| Material for this exercise |
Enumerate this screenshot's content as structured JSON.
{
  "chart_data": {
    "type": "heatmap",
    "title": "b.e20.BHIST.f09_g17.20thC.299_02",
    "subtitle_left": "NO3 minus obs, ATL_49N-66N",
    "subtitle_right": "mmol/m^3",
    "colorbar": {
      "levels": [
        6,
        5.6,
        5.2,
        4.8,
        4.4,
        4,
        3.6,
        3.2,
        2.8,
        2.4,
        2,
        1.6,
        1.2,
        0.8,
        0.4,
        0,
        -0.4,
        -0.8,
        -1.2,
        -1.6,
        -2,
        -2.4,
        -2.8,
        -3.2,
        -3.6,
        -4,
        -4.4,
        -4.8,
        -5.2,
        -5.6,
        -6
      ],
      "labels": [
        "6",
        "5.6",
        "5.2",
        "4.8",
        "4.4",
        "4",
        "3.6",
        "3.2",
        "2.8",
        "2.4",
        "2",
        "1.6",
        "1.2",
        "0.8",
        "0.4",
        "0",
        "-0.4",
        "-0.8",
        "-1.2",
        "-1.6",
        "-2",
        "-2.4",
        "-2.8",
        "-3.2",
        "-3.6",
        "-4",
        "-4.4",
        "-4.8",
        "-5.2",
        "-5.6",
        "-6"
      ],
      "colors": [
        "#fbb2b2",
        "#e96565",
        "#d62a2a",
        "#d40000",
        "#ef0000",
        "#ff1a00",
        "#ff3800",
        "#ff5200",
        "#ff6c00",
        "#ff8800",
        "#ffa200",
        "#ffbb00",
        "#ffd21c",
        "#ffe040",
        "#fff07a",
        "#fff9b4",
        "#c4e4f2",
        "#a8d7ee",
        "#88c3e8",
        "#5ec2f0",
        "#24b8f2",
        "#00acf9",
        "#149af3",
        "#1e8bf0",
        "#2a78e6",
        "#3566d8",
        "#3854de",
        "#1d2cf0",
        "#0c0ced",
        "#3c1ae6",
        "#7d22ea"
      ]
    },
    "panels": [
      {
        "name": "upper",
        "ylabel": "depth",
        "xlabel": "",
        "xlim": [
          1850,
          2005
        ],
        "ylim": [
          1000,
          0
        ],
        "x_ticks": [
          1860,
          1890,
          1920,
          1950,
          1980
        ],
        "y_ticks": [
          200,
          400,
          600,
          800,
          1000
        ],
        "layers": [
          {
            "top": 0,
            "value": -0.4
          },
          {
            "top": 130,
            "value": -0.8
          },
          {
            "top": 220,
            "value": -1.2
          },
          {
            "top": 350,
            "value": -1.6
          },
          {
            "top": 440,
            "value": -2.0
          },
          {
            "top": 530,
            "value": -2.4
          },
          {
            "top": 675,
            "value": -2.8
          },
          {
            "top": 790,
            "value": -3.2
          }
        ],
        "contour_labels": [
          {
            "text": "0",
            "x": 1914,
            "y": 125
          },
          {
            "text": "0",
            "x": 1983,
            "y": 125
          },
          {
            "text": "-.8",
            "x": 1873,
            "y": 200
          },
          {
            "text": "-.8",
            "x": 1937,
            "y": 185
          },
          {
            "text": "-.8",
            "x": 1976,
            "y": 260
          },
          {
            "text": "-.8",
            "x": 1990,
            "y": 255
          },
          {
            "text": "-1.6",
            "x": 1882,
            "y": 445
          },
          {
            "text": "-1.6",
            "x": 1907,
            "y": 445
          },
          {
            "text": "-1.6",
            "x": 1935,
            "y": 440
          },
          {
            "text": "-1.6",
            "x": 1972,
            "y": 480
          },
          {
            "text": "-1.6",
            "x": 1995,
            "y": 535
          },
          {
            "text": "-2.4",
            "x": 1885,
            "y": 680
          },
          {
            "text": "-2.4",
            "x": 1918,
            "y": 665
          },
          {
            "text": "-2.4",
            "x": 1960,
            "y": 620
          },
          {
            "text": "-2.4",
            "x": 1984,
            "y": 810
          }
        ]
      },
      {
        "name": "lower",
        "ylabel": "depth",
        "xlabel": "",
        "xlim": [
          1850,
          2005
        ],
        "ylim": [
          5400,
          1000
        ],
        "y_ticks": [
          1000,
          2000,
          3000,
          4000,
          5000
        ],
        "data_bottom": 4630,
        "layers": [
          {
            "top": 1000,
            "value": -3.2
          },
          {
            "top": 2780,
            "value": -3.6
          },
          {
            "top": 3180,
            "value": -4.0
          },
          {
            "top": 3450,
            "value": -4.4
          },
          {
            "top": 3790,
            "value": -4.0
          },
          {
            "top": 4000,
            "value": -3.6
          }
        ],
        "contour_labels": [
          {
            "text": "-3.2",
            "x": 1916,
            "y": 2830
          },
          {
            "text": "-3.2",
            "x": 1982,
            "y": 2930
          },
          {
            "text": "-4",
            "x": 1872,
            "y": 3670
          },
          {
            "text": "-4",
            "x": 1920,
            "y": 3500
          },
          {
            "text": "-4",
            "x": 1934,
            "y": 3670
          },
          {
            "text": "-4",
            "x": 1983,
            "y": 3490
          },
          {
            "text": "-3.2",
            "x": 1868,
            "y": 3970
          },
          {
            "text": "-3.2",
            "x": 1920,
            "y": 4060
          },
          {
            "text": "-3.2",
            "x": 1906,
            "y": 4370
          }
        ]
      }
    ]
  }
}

| Prompt |
Write down every line of the data exactly as it appears above.

| The answer |
Enumerate this screenshot's content as structured JSON.
{
  "chart_data": {
    "type": "heatmap",
    "title": "b.e20.BHIST.f09_g17.20thC.299_02",
    "subtitle_left": "NO3 minus obs, ATL_49N-66N",
    "subtitle_right": "mmol/m^3",
    "colorbar": {
      "levels": [
        6,
        5.6,
        5.2,
        4.8,
        4.4,
        4,
        3.6,
        3.2,
        2.8,
        2.4,
        2,
        1.6,
        1.2,
        0.8,
        0.4,
        0,
        -0.4,
        -0.8,
        -1.2,
        -1.6,
        -2,
        -2.4,
        -2.8,
        -3.2,
        -3.6,
        -4,
        -4.4,
        -4.8,
        -5.2,
        -5.6,
        -6
      ],
      "labels": [
        "6",
        "5.6",
        "5.2",
        "4.8",
        "4.4",
        "4",
        "3.6",
        "3.2",
        "2.8",
        "2.4",
        "2",
        "1.6",
        "1.2",
        "0.8",
        "0.4",
        "0",
        "-0.4",
        "-0.8",
        "-1.2",
        "-1.6",
        "-2",
        "-2.4",
        "-2.8",
        "-3.2",
        "-3.6",
        "-4",
        "-4.4",
        "-4.8",
        "-5.2",
        "-5.6",
        "-6"
      ],
      "colors": [
        "#fbb2b2",
        "#e96565",
        "#d62a2a",
        "#d40000",
        "#ef0000",
        "#ff1a00",
        "#ff3800",
        "#ff5200",
        "#ff6c00",
        "#ff8800",
        "#ffa200",
        "#ffbb00",
        "#ffd21c",
        "#ffe040",
        "#fff07a",
        "#fff9b4",
        "#c4e4f2",
        "#a8d7ee",
        "#88c3e8",
        "#5ec2f0",
        "#24b8f2",
        "#00acf9",
        "#149af3",
        "#1e8bf0",
        "#2a78e6",
        "#3566d8",
        "#3854de",
        "#1d2cf0",
        "#0c0ced",
        "#3c1ae6",
        "#7d22ea"
      ]
    },
    "panels": [
      {
        "name": "upper",
        "ylabel": "depth",
        "xlabel": "",
        "xlim": [
          1850,
          2005
        ],
        "ylim": [
          1000,
          0
        ],
        "x_ticks": [
          1860,
          1890,
          1920,
          1950,
          1980
        ],
        "y_ticks": [
          200,
          400,
          600,
          800,
          1000
        ],
        "layers": [
          {
            "top": 0,
            "value": -0.4
          },
          {
            "top": 130,
            "value": -0.8
          },
          {
            "top": 220,
            "value": -1.2
          },
          {
            "top": 350,
            "value": -1.6
          },
          {
            "top": 440,
            "value": -2.0
          },
          {
            "top": 530,
            "value": -2.4
          },
          {
            "top": 675,
            "value": -2.8
          },
          {
            "top": 790,
            "value": -3.2
          }
        ],
        "contour_labels": [
          {
            "text": "0",
            "x": 1914,
            "y": 125
          },
          {
            "text": "0",
            "x": 1983,
            "y": 125
          },
          {
            "text": "-.8",
            "x": 1873,
            "y": 200
          },
          {
            "text": "-.8",
            "x": 1937,
            "y": 185
          },
          {
            "text": "-.8",
            "x": 1976,
            "y": 260
          },
          {
            "text": "-.8",
            "x": 1990,
            "y": 255
          },
          {
            "text": "-1.6",
            "x": 1882,
            "y": 445
          },
          {
            "text": "-1.6",
            "x": 1907,
            "y": 445
          },
          {
            "text": "-1.6",
            "x": 1935,
            "y": 440
          },
          {
            "text": "-1.6",
            "x": 1972,
            "y": 480
          },
          {
            "text": "-1.6",
            "x": 1995,
            "y": 535
          },
          {
            "text": "-2.4",
            "x": 1885,
            "y": 680
          },
          {
            "text": "-2.4",
            "x": 1918,
            "y": 665
          },
          {
            "text": "-2.4",
            "x": 1960,
            "y": 620
          },
          {
            "text": "-2.4",
            "x": 1984,
            "y": 810
          }
        ]
      },
      {
        "name": "lower",
        "ylabel": "depth",
        "xlabel": "",
        "xlim": [
          1850,
          2005
        ],
        "ylim": [
          5400,
          1000
        ],
        "y_ticks": [
          1000,
          2000,
          3000,
          4000,
          5000
        ],
        "data_bottom": 4630,
        "layers": [
          {
            "top": 1000,
            "value": -3.2
          },
          {
            "top": 2780,
            "value": -3.6
          },
          {
            "top": 3180,
            "value": -4.0
          },
          {
            "top": 3450,
            "value": -4.4
          },
          {
            "top": 3790,
            "value": -4.0
          },
          {
            "top": 4000,
            "value": -3.6
          }
        ],
        "contour_labels": [
          {
            "text": "-3.2",
            "x": 1916,
            "y": 2830
          },
          {
            "text": "-3.2",
            "x": 1982,
            "y": 2930
          },
          {
            "text": "-4",
            "x": 1872,
            "y": 3670
          },
          {
            "text": "-4",
            "x": 1920,
            "y": 3500
          },
          {
            "text": "-4",
            "x": 1934,
            "y": 3670
          },
          {
            "text": "-4",
            "x": 1983,
            "y": 3490
          },
          {
            "text": "-3.2",
            "x": 1868,
            "y": 3970
          },
          {
            "text": "-3.2",
            "x": 1920,
            "y": 4060
          },
          {
            "text": "-3.2",
            "x": 1906,
            "y": 4370
          }
        ]
      }
    ]
  }
}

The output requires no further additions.